== STATED PROBLEM ==
Locate the word "erreur" in the data below, then copy every line that holds it.

== INFORMATION GIVEN ==
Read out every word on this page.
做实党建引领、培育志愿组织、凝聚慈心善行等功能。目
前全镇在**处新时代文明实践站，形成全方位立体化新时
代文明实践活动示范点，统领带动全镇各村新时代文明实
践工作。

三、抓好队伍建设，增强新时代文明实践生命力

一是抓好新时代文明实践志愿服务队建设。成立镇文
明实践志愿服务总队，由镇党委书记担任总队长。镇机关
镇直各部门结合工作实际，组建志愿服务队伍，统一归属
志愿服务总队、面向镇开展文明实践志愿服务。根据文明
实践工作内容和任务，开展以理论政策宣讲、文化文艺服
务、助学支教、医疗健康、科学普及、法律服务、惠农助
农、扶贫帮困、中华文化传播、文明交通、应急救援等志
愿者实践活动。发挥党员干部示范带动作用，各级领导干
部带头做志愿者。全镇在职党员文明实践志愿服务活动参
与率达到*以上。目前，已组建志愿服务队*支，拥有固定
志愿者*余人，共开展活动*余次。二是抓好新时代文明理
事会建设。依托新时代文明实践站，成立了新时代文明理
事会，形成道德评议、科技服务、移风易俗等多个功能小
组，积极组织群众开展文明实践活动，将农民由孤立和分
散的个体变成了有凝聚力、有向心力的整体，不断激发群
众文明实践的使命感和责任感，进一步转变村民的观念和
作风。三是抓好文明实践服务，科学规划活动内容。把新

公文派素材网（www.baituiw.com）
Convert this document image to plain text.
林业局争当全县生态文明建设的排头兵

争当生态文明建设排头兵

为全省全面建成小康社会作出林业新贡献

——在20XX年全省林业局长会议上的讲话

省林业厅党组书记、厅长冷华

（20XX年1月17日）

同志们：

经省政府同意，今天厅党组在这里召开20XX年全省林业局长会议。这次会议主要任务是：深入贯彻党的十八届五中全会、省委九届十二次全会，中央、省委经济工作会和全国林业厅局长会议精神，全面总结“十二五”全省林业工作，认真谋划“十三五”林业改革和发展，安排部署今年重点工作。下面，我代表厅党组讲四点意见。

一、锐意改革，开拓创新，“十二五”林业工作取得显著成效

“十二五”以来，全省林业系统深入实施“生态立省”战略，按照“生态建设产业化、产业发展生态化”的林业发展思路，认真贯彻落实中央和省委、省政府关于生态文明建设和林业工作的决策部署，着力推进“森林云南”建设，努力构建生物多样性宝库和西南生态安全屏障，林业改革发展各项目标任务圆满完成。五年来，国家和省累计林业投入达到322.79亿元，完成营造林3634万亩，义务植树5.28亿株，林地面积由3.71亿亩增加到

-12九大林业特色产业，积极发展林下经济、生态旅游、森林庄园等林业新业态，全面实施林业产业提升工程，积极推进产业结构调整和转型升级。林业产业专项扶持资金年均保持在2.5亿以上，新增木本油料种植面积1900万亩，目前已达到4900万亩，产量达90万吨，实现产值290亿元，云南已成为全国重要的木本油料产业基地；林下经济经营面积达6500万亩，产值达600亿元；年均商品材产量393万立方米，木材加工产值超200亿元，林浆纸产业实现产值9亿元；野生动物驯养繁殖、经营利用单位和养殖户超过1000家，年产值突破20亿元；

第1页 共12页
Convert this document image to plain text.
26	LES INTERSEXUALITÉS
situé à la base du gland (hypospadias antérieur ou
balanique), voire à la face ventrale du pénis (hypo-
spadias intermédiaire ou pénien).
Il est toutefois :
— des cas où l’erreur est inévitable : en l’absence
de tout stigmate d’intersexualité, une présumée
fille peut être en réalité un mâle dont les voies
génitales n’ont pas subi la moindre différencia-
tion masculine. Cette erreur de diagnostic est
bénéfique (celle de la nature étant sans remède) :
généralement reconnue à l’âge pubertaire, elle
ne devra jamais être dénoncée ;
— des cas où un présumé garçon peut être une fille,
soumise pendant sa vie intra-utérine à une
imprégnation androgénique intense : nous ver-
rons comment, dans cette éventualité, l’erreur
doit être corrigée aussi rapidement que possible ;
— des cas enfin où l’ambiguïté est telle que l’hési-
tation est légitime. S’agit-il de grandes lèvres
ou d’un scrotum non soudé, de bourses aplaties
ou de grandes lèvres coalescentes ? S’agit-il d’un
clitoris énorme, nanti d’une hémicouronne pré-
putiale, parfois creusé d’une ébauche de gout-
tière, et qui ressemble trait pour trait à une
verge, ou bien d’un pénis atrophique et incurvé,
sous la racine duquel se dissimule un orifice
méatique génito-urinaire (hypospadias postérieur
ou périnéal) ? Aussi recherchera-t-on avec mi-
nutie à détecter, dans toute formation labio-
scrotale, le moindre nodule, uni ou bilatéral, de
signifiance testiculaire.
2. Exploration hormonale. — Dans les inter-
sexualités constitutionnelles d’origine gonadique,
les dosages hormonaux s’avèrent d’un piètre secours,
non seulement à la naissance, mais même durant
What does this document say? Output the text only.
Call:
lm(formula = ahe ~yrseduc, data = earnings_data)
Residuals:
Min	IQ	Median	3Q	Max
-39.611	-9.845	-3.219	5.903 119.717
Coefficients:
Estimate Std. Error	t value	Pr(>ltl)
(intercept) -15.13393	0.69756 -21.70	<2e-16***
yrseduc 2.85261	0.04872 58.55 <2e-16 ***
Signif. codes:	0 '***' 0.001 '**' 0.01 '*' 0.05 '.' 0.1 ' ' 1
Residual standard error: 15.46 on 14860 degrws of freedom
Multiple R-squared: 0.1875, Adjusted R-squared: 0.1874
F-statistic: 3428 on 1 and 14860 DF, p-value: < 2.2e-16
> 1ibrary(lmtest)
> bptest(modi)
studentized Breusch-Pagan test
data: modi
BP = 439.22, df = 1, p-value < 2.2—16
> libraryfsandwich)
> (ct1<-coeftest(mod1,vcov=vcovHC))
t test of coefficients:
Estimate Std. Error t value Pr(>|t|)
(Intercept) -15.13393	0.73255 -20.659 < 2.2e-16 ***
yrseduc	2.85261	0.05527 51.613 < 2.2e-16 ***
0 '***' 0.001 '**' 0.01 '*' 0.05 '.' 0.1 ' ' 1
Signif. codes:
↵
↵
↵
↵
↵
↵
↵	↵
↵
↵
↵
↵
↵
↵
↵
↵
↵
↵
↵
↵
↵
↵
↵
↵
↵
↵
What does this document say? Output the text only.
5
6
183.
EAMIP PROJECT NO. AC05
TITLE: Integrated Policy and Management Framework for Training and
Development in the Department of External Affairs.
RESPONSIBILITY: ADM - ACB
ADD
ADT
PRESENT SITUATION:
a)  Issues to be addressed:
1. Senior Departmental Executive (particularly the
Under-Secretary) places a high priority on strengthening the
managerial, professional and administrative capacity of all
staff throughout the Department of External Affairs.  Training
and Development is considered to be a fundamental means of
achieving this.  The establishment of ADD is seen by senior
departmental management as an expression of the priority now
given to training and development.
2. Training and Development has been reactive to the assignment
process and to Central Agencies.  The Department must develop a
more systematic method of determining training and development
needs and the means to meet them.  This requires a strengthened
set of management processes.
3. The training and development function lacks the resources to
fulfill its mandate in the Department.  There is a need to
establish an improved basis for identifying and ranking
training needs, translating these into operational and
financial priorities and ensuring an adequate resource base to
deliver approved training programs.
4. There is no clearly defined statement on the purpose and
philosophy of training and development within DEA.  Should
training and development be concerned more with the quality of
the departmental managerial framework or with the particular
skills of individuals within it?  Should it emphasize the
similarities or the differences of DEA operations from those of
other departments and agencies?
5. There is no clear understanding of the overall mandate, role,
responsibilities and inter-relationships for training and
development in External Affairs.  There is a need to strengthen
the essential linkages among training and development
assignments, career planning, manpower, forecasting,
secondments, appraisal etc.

== WRITTEN ANSWER ==
— des cas où l’erreur est inévitable : en l’absence
tion masculine. Cette erreur de diagnostic est
rons comment, dans cette éventualité, l’erreur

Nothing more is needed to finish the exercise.